§ Data provided

* Begin *

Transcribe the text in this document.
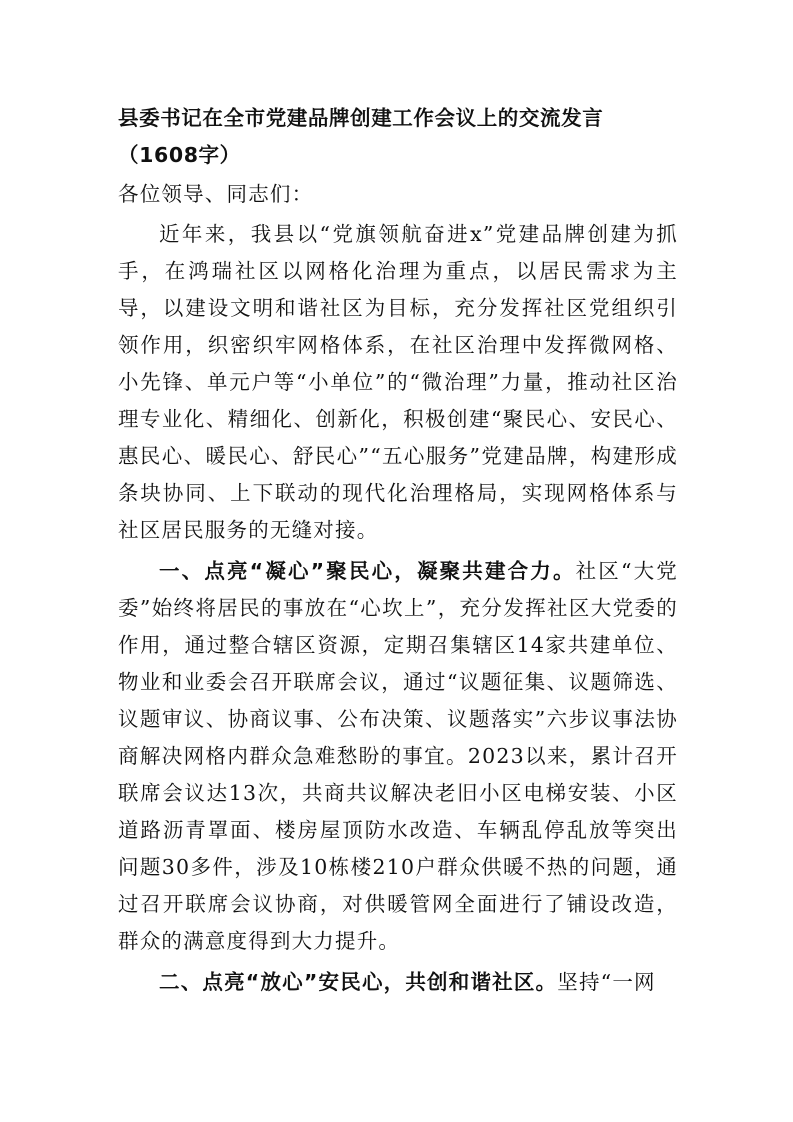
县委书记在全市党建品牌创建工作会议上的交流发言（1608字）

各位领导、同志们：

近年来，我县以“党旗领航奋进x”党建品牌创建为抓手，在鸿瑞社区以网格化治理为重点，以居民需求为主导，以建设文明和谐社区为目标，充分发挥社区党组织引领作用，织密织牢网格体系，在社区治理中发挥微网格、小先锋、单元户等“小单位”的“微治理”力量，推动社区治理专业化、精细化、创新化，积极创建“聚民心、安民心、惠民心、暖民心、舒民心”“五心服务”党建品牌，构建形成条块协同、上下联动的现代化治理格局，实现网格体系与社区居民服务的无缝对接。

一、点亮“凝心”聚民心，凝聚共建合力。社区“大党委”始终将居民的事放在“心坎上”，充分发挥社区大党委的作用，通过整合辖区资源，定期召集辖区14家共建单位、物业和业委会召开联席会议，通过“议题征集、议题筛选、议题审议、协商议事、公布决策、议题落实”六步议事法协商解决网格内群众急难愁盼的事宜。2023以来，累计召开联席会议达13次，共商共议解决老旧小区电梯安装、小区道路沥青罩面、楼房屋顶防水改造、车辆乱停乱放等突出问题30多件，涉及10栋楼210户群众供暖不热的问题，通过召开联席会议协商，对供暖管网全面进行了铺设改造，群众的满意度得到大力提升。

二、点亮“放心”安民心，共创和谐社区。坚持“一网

* End *

§ Exercise
Write out the listing word for word, omitting the pictures it holds.

§ Solution to the exercise
Transcribe the text in this document.
县委书记在全市党建品牌创建工作会议上的交流发言（1608字）

各位领导、同志们：

近年来，我县以“党旗领航奋进x”党建品牌创建为抓手，在鸿瑞社区以网格化治理为重点，以居民需求为主导，以建设文明和谐社区为目标，充分发挥社区党组织引领作用，织密织牢网格体系，在社区治理中发挥微网格、小先锋、单元户等“小单位”的“微治理”力量，推动社区治理专业化、精细化、创新化，积极创建“聚民心、安民心、惠民心、暖民心、舒民心”“五心服务”党建品牌，构建形成条块协同、上下联动的现代化治理格局，实现网格体系与社区居民服务的无缝对接。

一、点亮“凝心”聚民心，凝聚共建合力。社区“大党委”始终将居民的事放在“心坎上”，充分发挥社区大党委的作用，通过整合辖区资源，定期召集辖区14家共建单位、物业和业委会召开联席会议，通过“议题征集、议题筛选、议题审议、协商议事、公布决策、议题落实”六步议事法协商解决网格内群众急难愁盼的事宜。2023以来，累计召开联席会议达13次，共商共议解决老旧小区电梯安装、小区道路沥青罩面、楼房屋顶防水改造、车辆乱停乱放等突出问题30多件，涉及10栋楼210户群众供暖不热的问题，通过召开联席会议协商，对供暖管网全面进行了铺设改造，群众的满意度得到大力提升。

二、点亮“放心”安民心，共创和谐社区。坚持“一网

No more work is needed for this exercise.